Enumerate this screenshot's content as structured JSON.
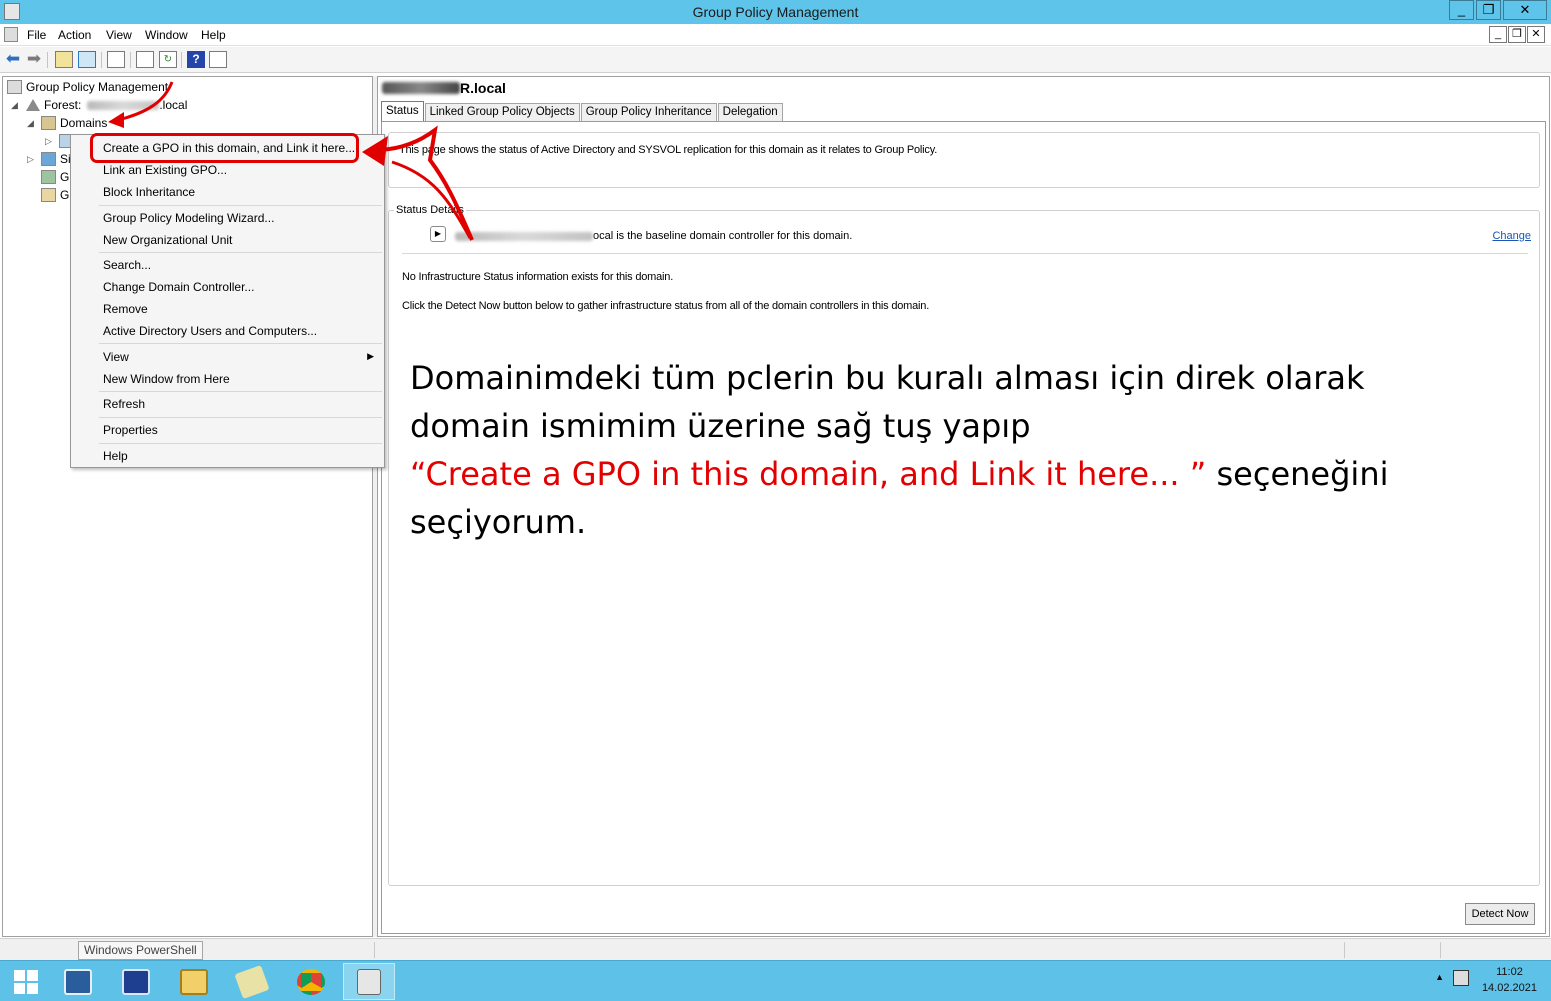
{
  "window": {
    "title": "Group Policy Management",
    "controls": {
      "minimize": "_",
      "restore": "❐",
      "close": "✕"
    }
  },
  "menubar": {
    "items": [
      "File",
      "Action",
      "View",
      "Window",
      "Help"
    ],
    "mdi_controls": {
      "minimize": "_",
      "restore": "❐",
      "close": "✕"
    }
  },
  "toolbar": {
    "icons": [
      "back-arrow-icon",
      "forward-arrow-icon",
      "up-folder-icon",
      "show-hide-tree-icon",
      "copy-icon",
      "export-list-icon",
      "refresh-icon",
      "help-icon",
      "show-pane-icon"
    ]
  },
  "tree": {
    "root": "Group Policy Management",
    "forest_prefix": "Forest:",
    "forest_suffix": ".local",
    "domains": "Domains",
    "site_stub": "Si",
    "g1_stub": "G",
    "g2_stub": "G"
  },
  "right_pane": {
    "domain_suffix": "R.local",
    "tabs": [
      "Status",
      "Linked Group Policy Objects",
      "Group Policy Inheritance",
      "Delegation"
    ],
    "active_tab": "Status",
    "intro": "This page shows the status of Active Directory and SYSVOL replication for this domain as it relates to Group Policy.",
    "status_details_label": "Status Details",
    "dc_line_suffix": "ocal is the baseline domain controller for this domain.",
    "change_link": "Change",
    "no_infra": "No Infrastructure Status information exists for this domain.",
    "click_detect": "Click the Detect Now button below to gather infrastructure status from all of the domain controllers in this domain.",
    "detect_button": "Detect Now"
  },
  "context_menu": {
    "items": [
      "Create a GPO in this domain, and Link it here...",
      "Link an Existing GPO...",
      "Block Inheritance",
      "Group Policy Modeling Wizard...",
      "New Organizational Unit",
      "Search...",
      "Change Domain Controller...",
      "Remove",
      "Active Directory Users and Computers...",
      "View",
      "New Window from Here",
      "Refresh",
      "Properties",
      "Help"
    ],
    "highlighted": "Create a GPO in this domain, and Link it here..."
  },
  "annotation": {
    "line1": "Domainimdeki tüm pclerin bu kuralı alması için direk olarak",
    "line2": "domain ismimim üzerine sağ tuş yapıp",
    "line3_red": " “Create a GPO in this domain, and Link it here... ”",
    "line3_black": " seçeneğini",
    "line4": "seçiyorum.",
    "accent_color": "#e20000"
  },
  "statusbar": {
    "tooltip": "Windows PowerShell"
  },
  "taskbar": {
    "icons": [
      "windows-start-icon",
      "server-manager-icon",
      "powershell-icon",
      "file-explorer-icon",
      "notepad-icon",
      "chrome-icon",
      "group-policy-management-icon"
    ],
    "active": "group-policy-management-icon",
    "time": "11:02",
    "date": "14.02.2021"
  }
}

Goal →
Identify each line containing the string "Directory" and copy it out.

Response to the exercise →
    "intro": "This page shows the status of Active Directory and SYSVOL replication for this domain as it relates to Group Policy.",
      "Active Directory Users and Computers...",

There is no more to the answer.